Copy, from the entries below, each line in which the string "tallas" appears.

## Information shown
╭──

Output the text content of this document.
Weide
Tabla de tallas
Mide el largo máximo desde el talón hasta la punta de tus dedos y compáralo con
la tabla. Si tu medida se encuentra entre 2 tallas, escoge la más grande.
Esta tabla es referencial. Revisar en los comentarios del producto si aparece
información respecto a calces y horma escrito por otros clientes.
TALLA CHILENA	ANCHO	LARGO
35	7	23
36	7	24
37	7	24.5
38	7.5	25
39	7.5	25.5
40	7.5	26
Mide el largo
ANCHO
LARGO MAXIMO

╰──

## Answer for this exercise
Tabla de tallas
la tabla. Si tu medida se encuentra entre 2 tallas, escoge la más grande.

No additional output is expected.